++++ Okuma metni ++++
7. Verimli yönetim: Entegre çözümlerde sistem yöneticileri, yalnızca tek bir yazılımı yönetmekle yükümlüdür. Bu durum servis, bakım ve hata giderme çalışmalarını kolaylaştırır, bu çalışmalar için harcanan süreleri kısaltır.
8. Versiyon yönetimi: Bir yazılım güncellemesinin, kullanımdaki diğer sistemlerle çatışmalara yol açıp açmadığının görülebilmesi için öncelikle heterojen bir IT ortamında kontrol edilmesi gerekir. Bazı durumlarda arayüzlerin yeniden tasarlanıp uygulanması gerekebilir. Diğer yandan, doğal olarak, güncellemeler çok sık yapılmaktadır. Bu da mevcut kaynakların gündelik işler için kullanılabilmesini engelleyen bir iş yükü doğurur.
9. Benzersiz iletişim: Hata durumlarında ve operasyonel sorunlarda çözüm ortağı, açıkça tanımlanmıştır. Bu da sorunların hızla ve çözüme odaklı bir yaklaşımla çözülmesini destekler.
10. Tasarruf: Kullanılan yazılıma bağlı olarak daha az bakım ve yönetim maliyeti beklenir. Buna ek olarak, tek bir sistem için ortaya çıkacaklarından, servis ve lisans maliyetlerinde de düşüş sağlanabilir.
++++ Kayıt alıntıları ++++
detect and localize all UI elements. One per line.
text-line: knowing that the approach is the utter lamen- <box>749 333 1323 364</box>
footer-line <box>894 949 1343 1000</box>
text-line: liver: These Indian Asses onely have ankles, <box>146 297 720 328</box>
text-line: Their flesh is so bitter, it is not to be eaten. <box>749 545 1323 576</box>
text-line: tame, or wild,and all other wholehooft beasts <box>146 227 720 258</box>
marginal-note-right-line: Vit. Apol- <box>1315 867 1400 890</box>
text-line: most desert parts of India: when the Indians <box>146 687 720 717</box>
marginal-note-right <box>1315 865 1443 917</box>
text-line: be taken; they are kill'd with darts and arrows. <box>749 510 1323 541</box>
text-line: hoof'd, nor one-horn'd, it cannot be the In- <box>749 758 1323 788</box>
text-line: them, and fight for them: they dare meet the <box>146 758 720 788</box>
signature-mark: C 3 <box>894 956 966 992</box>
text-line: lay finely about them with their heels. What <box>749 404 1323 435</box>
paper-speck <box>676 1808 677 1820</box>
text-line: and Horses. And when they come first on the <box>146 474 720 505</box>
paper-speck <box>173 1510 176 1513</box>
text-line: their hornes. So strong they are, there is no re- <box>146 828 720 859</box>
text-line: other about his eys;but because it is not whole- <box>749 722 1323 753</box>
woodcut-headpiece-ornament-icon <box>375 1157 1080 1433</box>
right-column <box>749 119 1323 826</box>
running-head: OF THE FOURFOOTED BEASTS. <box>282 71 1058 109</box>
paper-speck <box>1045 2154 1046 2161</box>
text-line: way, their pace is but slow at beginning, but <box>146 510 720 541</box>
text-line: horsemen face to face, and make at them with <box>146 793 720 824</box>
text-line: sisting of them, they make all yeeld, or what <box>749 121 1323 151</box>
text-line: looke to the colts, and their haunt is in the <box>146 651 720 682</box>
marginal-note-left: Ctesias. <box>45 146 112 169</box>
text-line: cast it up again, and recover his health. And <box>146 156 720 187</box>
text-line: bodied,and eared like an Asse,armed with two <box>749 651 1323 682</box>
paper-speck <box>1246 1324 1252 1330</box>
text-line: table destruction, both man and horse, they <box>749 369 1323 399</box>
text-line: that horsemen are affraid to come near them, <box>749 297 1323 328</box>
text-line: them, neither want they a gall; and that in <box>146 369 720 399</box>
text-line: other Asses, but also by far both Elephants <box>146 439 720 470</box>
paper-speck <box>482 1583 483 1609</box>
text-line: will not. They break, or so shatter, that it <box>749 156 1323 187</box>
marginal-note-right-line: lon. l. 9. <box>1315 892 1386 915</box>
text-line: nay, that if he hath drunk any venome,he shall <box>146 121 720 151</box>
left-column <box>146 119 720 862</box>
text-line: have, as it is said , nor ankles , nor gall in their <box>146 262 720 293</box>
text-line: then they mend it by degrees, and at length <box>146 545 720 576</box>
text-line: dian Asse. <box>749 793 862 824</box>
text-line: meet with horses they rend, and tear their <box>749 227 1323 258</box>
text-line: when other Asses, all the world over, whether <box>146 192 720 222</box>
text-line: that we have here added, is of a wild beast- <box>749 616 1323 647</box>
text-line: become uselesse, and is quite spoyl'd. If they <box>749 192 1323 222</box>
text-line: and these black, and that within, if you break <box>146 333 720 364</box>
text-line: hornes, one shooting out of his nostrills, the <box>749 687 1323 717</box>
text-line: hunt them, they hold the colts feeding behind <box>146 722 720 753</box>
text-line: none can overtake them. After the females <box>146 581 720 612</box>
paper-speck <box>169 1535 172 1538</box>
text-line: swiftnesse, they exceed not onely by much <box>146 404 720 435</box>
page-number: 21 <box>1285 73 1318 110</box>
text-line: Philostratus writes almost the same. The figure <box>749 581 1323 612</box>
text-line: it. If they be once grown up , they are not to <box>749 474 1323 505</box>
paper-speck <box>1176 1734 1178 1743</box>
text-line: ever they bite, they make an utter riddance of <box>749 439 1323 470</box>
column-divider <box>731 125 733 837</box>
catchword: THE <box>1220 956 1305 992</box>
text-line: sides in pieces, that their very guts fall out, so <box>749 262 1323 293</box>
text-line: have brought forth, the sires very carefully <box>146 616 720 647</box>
++++
Lütfen entegre çözümlerin yararlarını sıralayan metni, son maddenin ardından sürdürün.

> **Görevin sonucu**:
Şirketlerin yapısına ya da faaliyet alanlarına bağlı olarak bazı istisnai durumlar ortaya çıkabilir. Bu tür durumlarda şirketler, tüm gereksinimlerini merkezi bir ERP yazılımı ile ve makul giderlerle karşılayıp karşılayamayacaklarını ya da bir başka sistemin daha devreye alınması gerekip gerekmeyeceğini dikkatle düşünmelidir.
Bir başka sistemin daha devreye alınması, hiç şüphe yok ki, hem yönetim ve bakım faaliyetlerini hem de genel olarak sistemin öngörülebilirliğini daha karmaşık bir hale getirecektir. Edinilen deneyimler, belirsiz izole çözümlerin sonuçta israfa yol açacağını ve iş süreçlerinin etkin yönetimini güçleştireceğini göstermektedir.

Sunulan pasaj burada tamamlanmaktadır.